**YOUR GOAL**. Work through the data below line by line and say how many lines hold "content"; give only the number.

Dataset records

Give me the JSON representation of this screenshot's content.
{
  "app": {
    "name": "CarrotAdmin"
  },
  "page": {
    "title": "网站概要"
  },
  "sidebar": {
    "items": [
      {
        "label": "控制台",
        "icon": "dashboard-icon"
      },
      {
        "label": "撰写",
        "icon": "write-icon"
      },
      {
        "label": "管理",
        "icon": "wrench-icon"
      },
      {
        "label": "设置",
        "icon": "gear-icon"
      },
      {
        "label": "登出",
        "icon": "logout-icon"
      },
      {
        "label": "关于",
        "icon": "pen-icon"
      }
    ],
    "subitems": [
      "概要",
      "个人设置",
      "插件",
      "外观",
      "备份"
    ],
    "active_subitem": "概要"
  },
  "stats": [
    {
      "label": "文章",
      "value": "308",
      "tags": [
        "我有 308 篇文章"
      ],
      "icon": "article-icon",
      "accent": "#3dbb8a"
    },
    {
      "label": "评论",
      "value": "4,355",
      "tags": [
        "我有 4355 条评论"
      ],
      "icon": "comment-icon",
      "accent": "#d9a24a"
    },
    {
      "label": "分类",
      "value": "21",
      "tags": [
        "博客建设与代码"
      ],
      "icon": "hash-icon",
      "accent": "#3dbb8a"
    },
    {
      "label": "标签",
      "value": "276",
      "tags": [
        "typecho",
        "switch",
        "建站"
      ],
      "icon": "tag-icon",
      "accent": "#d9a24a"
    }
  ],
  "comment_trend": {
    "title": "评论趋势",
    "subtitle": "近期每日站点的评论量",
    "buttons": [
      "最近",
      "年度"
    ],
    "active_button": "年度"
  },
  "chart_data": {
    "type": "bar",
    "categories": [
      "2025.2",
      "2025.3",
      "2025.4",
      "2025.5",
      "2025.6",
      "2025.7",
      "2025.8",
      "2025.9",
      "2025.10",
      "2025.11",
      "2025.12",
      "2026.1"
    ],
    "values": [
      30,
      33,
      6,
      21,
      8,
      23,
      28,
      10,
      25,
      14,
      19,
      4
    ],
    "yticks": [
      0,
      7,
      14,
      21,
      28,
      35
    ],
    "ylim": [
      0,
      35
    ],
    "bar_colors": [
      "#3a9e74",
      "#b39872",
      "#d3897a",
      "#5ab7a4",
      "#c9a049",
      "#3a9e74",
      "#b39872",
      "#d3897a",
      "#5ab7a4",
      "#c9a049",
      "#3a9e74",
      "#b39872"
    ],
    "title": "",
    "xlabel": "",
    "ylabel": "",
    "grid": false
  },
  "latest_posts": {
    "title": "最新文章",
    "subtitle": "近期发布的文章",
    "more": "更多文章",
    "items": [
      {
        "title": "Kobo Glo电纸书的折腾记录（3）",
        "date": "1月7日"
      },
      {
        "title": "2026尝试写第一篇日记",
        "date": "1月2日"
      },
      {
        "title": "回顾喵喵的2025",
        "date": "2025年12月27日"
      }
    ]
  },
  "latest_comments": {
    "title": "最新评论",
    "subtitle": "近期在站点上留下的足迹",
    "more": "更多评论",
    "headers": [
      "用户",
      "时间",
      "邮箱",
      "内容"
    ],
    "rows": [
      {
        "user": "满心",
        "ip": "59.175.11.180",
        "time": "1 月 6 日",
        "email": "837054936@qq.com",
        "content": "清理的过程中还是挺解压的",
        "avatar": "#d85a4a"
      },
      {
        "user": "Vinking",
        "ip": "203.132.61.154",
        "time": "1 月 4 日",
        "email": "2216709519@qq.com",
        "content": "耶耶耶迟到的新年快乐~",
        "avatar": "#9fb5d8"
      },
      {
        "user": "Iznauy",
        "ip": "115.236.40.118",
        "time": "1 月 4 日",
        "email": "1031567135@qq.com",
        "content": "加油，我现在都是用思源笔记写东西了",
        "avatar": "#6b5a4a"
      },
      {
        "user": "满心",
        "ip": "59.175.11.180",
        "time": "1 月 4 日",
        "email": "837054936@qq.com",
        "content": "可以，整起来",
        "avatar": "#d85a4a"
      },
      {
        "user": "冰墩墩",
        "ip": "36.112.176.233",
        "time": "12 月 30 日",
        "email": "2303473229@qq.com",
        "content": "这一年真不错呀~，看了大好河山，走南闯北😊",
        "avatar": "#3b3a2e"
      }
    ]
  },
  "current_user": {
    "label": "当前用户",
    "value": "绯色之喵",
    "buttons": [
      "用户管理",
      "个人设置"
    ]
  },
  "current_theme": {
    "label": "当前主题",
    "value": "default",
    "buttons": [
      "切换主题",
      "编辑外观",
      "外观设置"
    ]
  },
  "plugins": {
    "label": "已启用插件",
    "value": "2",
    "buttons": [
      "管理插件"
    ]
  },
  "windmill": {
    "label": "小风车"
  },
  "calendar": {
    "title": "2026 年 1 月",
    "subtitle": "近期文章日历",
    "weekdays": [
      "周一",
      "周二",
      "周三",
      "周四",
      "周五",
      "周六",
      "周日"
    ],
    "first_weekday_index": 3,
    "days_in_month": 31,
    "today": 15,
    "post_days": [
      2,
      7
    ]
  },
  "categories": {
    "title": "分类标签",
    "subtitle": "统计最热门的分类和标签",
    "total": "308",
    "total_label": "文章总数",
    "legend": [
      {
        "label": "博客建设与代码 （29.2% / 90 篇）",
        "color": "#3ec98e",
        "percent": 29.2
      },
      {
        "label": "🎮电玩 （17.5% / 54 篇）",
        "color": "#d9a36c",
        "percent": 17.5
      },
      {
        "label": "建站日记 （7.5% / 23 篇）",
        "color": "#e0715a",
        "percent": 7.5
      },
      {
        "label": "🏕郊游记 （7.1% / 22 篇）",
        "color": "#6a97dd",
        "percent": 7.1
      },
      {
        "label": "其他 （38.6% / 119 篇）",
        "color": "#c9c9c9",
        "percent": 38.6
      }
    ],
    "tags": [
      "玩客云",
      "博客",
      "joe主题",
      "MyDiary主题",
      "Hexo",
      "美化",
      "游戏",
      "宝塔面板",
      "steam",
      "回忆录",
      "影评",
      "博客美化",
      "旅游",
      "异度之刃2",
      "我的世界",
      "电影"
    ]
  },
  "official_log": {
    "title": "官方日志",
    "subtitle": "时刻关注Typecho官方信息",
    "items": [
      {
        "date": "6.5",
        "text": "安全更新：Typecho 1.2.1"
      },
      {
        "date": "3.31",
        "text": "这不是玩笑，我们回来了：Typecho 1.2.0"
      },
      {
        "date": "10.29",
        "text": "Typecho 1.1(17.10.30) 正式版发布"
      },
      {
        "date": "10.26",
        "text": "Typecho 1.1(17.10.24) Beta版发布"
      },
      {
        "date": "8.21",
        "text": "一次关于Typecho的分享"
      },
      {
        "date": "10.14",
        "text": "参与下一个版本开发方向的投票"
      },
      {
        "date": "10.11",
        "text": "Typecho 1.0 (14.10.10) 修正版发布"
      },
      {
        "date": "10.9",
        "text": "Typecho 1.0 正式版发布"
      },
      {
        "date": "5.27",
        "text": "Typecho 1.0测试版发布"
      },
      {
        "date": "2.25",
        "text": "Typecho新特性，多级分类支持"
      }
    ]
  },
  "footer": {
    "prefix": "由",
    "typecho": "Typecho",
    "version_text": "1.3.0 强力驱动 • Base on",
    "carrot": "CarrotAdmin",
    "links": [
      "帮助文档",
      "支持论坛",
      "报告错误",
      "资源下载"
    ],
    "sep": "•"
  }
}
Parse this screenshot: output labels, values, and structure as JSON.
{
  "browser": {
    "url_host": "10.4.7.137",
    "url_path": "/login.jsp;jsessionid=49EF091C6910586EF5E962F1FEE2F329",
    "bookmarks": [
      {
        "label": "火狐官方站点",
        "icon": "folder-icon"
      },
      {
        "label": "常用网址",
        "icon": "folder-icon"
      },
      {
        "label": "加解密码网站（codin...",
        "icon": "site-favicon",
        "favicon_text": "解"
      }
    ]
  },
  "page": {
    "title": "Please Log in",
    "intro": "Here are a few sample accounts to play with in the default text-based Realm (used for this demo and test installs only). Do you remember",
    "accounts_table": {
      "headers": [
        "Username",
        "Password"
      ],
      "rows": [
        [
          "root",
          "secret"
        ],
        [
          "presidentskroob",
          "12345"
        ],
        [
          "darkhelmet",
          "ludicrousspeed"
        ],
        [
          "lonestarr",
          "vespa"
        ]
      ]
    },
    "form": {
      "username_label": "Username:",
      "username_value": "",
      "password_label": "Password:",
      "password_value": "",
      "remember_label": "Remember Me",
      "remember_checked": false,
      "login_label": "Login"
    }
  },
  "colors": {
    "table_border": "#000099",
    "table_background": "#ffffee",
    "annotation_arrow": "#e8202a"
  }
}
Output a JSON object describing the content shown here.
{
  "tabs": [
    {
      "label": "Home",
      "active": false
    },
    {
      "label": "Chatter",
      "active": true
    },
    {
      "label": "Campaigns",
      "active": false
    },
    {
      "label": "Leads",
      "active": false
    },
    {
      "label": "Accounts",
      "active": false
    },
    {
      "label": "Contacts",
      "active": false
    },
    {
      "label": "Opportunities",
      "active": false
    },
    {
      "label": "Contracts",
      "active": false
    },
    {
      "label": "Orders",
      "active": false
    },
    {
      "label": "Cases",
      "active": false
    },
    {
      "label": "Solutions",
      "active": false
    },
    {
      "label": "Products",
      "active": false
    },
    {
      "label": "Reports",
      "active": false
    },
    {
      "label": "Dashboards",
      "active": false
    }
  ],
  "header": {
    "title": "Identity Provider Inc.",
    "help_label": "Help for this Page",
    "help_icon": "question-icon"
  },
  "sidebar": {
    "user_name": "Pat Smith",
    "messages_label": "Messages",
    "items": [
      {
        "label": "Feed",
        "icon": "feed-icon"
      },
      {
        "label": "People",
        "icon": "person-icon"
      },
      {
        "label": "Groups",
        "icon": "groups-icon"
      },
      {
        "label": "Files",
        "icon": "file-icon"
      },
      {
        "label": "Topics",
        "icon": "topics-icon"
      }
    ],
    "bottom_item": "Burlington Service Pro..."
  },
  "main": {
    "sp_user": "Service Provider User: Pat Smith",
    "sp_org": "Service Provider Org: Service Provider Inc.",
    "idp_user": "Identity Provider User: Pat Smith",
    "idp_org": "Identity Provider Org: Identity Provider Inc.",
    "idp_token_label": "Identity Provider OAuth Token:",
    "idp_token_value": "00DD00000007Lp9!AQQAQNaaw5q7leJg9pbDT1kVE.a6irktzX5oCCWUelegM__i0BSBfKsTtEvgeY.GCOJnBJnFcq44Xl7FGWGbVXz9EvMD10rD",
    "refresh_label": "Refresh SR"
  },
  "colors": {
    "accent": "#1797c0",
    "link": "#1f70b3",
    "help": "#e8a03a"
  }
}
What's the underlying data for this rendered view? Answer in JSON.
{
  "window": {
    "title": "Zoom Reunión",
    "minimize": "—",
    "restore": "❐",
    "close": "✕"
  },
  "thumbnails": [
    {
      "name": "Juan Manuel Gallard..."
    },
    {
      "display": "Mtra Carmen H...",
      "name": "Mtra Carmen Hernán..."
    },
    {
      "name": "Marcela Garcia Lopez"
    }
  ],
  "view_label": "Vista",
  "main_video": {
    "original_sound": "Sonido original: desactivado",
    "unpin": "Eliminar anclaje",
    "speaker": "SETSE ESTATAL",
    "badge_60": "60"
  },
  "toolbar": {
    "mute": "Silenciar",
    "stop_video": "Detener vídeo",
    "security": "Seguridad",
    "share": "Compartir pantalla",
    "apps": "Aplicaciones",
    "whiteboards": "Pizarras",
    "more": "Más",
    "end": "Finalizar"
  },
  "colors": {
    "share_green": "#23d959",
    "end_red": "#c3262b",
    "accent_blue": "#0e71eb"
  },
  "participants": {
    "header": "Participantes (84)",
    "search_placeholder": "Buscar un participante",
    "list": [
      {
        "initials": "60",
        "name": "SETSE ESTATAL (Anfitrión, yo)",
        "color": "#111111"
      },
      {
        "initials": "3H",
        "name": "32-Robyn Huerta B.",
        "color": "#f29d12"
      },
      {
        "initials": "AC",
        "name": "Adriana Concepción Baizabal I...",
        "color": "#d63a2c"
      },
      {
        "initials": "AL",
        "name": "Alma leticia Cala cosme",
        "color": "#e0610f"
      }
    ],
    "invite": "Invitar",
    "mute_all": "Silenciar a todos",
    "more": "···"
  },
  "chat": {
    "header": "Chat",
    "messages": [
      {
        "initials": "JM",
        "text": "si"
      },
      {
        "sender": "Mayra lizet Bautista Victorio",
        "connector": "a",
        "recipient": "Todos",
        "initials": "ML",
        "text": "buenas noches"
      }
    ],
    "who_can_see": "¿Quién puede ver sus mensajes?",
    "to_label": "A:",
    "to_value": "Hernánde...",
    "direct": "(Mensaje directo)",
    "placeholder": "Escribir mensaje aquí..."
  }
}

**RESULT FOR THIS TASK**. 7